§ WHAT TO WORK ON: Present the following data again exactly as it is shown.

§ Dataset items:
━━━━
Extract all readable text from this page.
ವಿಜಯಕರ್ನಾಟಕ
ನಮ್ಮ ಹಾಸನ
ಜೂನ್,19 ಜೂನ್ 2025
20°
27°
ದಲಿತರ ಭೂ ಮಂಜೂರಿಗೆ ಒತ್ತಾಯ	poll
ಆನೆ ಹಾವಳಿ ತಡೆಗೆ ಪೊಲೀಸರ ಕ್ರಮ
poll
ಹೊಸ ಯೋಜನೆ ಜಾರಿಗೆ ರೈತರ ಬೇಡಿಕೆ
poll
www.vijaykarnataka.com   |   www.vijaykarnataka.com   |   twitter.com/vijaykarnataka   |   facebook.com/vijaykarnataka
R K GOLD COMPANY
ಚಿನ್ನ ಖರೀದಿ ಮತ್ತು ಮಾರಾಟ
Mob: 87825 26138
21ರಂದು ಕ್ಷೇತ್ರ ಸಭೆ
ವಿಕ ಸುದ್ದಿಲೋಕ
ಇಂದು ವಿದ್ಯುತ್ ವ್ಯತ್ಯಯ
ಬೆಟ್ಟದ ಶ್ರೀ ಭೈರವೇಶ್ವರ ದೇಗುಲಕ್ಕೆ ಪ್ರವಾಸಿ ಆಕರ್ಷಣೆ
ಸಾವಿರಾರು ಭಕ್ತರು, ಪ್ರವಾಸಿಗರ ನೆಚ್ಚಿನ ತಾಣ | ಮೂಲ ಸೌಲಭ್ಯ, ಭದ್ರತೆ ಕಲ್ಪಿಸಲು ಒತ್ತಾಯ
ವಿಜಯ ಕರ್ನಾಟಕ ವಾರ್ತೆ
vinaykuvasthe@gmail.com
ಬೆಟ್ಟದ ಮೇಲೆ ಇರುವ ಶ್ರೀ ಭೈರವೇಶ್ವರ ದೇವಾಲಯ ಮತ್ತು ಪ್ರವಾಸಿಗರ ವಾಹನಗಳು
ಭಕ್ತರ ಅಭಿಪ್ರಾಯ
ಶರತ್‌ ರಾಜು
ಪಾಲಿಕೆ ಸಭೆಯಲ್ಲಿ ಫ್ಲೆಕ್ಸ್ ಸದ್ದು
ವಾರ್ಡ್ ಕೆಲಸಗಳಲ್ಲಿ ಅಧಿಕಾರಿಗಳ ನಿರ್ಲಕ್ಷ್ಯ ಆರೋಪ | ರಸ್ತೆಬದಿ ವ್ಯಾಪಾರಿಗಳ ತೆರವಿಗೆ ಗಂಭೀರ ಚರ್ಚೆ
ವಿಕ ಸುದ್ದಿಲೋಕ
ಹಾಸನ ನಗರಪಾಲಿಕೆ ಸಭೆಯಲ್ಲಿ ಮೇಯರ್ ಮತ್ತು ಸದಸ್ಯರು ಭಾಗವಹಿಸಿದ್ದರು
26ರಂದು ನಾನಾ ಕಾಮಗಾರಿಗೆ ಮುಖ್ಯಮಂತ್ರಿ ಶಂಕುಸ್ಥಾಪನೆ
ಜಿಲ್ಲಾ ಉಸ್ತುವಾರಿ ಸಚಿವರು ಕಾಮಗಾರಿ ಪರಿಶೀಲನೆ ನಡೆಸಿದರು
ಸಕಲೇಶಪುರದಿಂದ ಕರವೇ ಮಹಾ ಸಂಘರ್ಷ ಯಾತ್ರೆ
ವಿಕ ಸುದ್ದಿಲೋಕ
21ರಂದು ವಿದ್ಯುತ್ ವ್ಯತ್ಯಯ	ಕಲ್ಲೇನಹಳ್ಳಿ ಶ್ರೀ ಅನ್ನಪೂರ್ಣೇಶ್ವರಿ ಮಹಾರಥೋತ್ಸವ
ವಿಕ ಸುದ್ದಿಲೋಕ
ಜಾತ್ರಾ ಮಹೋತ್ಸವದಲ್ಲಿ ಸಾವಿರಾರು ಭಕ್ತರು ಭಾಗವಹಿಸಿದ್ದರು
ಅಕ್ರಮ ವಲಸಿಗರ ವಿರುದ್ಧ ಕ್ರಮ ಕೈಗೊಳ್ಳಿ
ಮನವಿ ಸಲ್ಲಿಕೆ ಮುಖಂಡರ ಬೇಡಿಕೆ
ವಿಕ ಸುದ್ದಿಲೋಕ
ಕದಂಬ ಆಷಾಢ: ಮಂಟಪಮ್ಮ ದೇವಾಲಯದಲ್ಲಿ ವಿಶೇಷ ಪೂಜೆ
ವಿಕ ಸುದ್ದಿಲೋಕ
━━━━
§ TASK OUTPUT:
Extract all readable text from this page.
ವಿಜಯಕರ್ನಾಟಕ
ನಮ್ಮ ಹಾಸನ
ಜೂನ್,19 ಜೂನ್ 2025
20°
27°
ದಲಿತರ ಭೂ ಮಂಜೂರಿಗೆ ಒತ್ತಾಯ	poll
ಆನೆ ಹಾವಳಿ ತಡೆಗೆ ಪೊಲೀಸರ ಕ್ರಮ
poll
ಹೊಸ ಯೋಜನೆ ಜಾರಿಗೆ ರೈತರ ಬೇಡಿಕೆ
poll
www.vijaykarnataka.com   |   www.vijaykarnataka.com   |   twitter.com/vijaykarnataka   |   facebook.com/vijaykarnataka
R K GOLD COMPANY
ಚಿನ್ನ ಖರೀದಿ ಮತ್ತು ಮಾರಾಟ
Mob: 87825 26138
21ರಂದು ಕ್ಷೇತ್ರ ಸಭೆ
ವಿಕ ಸುದ್ದಿಲೋಕ
ಇಂದು ವಿದ್ಯುತ್ ವ್ಯತ್ಯಯ
ಬೆಟ್ಟದ ಶ್ರೀ ಭೈರವೇಶ್ವರ ದೇಗುಲಕ್ಕೆ ಪ್ರವಾಸಿ ಆಕರ್ಷಣೆ
ಸಾವಿರಾರು ಭಕ್ತರು, ಪ್ರವಾಸಿಗರ ನೆಚ್ಚಿನ ತಾಣ | ಮೂಲ ಸೌಲಭ್ಯ, ಭದ್ರತೆ ಕಲ್ಪಿಸಲು ಒತ್ತಾಯ
ವಿಜಯ ಕರ್ನಾಟಕ ವಾರ್ತೆ
vinaykuvasthe@gmail.com
ಬೆಟ್ಟದ ಮೇಲೆ ಇರುವ ಶ್ರೀ ಭೈರವೇಶ್ವರ ದೇವಾಲಯ ಮತ್ತು ಪ್ರವಾಸಿಗರ ವಾಹನಗಳು
ಭಕ್ತರ ಅಭಿಪ್ರಾಯ
ಶರತ್‌ ರಾಜು
ಪಾಲಿಕೆ ಸಭೆಯಲ್ಲಿ ಫ್ಲೆಕ್ಸ್ ಸದ್ದು
ವಾರ್ಡ್ ಕೆಲಸಗಳಲ್ಲಿ ಅಧಿಕಾರಿಗಳ ನಿರ್ಲಕ್ಷ್ಯ ಆರೋಪ | ರಸ್ತೆಬದಿ ವ್ಯಾಪಾರಿಗಳ ತೆರವಿಗೆ ಗಂಭೀರ ಚರ್ಚೆ
ವಿಕ ಸುದ್ದಿಲೋಕ
ಹಾಸನ ನಗರಪಾಲಿಕೆ ಸಭೆಯಲ್ಲಿ ಮೇಯರ್ ಮತ್ತು ಸದಸ್ಯರು ಭಾಗವಹಿಸಿದ್ದರು
26ರಂದು ನಾನಾ ಕಾಮಗಾರಿಗೆ ಮುಖ್ಯಮಂತ್ರಿ ಶಂಕುಸ್ಥಾಪನೆ
ಜಿಲ್ಲಾ ಉಸ್ತುವಾರಿ ಸಚಿವರು ಕಾಮಗಾರಿ ಪರಿಶೀಲನೆ ನಡೆಸಿದರು
ಸಕಲೇಶಪುರದಿಂದ ಕರವೇ ಮಹಾ ಸಂಘರ್ಷ ಯಾತ್ರೆ
ವಿಕ ಸುದ್ದಿಲೋಕ
21ರಂದು ವಿದ್ಯುತ್ ವ್ಯತ್ಯಯ	ಕಲ್ಲೇನಹಳ್ಳಿ ಶ್ರೀ ಅನ್ನಪೂರ್ಣೇಶ್ವರಿ ಮಹಾರಥೋತ್ಸವ
ವಿಕ ಸುದ್ದಿಲೋಕ
ಜಾತ್ರಾ ಮಹೋತ್ಸವದಲ್ಲಿ ಸಾವಿರಾರು ಭಕ್ತರು ಭಾಗವಹಿಸಿದ್ದರು
ಅಕ್ರಮ ವಲಸಿಗರ ವಿರುದ್ಧ ಕ್ರಮ ಕೈಗೊಳ್ಳಿ
ಮನವಿ ಸಲ್ಲಿಕೆ ಮುಖಂಡರ ಬೇಡಿಕೆ
ವಿಕ ಸುದ್ದಿಲೋಕ
ಕದಂಬ ಆಷಾಢ: ಮಂಟಪಮ್ಮ ದೇವಾಲಯದಲ್ಲಿ ವಿಶೇಷ ಪೂಜೆ
ವಿಕ ಸುದ್ದಿಲೋಕ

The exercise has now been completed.